WRITTEN PROBLEM: Reproduce the records below in full and word for word, excluding pictures.

DATA FOR THE TASK:
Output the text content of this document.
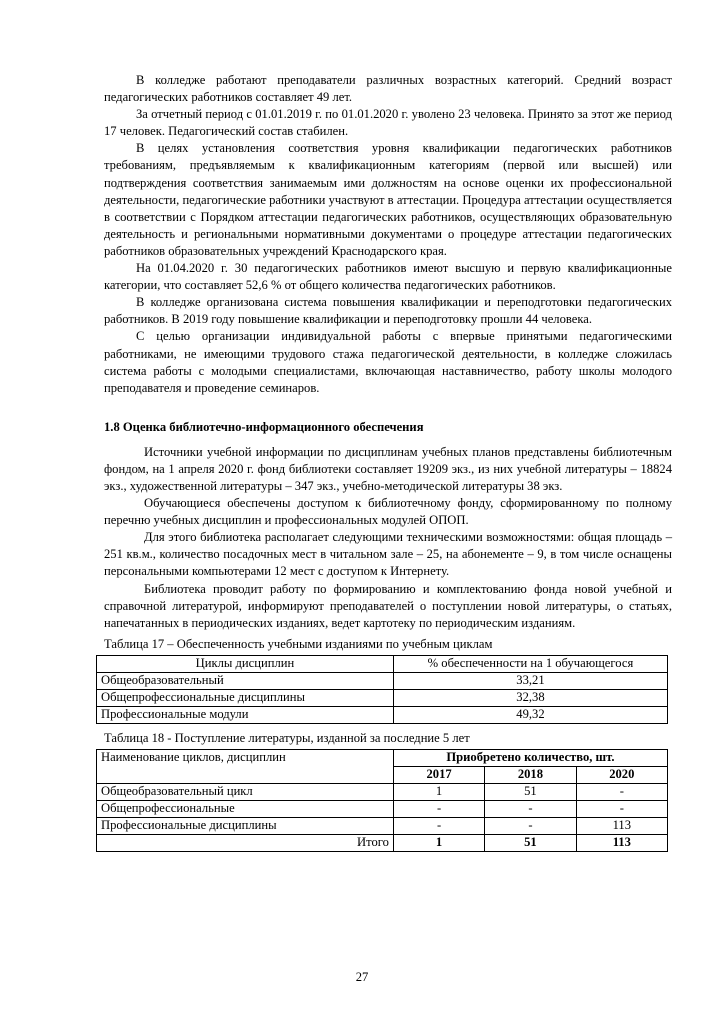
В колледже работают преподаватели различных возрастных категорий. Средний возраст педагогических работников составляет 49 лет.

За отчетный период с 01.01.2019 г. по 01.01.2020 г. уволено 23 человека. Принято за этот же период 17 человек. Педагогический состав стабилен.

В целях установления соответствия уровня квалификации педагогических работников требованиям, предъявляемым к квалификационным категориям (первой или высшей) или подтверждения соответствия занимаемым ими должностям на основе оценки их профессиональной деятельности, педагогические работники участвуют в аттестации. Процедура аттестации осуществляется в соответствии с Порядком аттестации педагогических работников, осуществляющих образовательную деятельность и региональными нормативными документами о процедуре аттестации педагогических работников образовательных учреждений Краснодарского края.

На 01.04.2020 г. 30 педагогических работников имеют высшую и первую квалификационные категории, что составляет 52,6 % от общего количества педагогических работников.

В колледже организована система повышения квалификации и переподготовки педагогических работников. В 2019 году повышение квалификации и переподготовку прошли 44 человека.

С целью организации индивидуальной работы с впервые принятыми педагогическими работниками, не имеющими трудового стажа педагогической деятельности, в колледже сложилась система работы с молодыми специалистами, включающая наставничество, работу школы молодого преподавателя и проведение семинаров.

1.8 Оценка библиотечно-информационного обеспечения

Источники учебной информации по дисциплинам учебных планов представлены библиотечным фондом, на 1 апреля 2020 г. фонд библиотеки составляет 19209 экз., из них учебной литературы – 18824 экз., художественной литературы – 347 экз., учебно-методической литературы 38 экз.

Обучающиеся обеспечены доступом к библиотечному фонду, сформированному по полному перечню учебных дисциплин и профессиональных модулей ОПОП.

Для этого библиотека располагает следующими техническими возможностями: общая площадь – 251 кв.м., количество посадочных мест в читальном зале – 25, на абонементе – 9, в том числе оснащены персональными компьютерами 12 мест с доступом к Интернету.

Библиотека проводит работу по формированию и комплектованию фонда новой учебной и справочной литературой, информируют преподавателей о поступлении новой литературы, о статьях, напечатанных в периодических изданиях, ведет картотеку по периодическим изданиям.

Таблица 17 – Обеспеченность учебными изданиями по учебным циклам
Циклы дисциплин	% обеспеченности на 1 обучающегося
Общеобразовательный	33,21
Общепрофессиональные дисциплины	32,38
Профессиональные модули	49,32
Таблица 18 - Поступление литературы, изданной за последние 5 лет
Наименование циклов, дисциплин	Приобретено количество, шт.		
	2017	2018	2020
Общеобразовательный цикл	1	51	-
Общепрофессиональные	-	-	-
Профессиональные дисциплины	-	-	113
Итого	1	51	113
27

PROBLEM SOLUTION:
Output the text content of this document.
В колледже работают преподаватели различных возрастных категорий. Средний возраст педагогических работников составляет 49 лет.

За отчетный период с 01.01.2019 г. по 01.01.2020 г. уволено 23 человека. Принято за этот же период 17 человек. Педагогический состав стабилен.

В целях установления соответствия уровня квалификации педагогических работников требованиям, предъявляемым к квалификационным категориям (первой или высшей) или подтверждения соответствия занимаемым ими должностям на основе оценки их профессиональной деятельности, педагогические работники участвуют в аттестации. Процедура аттестации осуществляется в соответствии с Порядком аттестации педагогических работников, осуществляющих образовательную деятельность и региональными нормативными документами о процедуре аттестации педагогических работников образовательных учреждений Краснодарского края.

На 01.04.2020 г. 30 педагогических работников имеют высшую и первую квалификационные категории, что составляет 52,6 % от общего количества педагогических работников.

В колледже организована система повышения квалификации и переподготовки педагогических работников. В 2019 году повышение квалификации и переподготовку прошли 44 человека.

С целью организации индивидуальной работы с впервые принятыми педагогическими работниками, не имеющими трудового стажа педагогической деятельности, в колледже сложилась система работы с молодыми специалистами, включающая наставничество, работу школы молодого преподавателя и проведение семинаров.

1.8 Оценка библиотечно-информационного обеспечения

Источники учебной информации по дисциплинам учебных планов представлены библиотечным фондом, на 1 апреля 2020 г. фонд библиотеки составляет 19209 экз., из них учебной литературы – 18824 экз., художественной литературы – 347 экз., учебно-методической литературы 38 экз.

Обучающиеся обеспечены доступом к библиотечному фонду, сформированному по полному перечню учебных дисциплин и профессиональных модулей ОПОП.

Для этого библиотека располагает следующими техническими возможностями: общая площадь – 251 кв.м., количество посадочных мест в читальном зале – 25, на абонементе – 9, в том числе оснащены персональными компьютерами 12 мест с доступом к Интернету.

Библиотека проводит работу по формированию и комплектованию фонда новой учебной и справочной литературой, информируют преподавателей о поступлении новой литературы, о статьях, напечатанных в периодических изданиях, ведет картотеку по периодическим изданиям.

Таблица 17 – Обеспеченность учебными изданиями по учебным циклам
Циклы дисциплин	% обеспеченности на 1 обучающегося
Общеобразовательный	33,21
Общепрофессиональные дисциплины	32,38
Профессиональные модули	49,32
Таблица 18 - Поступление литературы, изданной за последние 5 лет
Наименование циклов, дисциплин	Приобретено количество, шт.		
	2017	2018	2020
Общеобразовательный цикл	1	51	-
Общепрофессиональные	-	-	-
Профессиональные дисциплины	-	-	113
Итого	1	51	113
27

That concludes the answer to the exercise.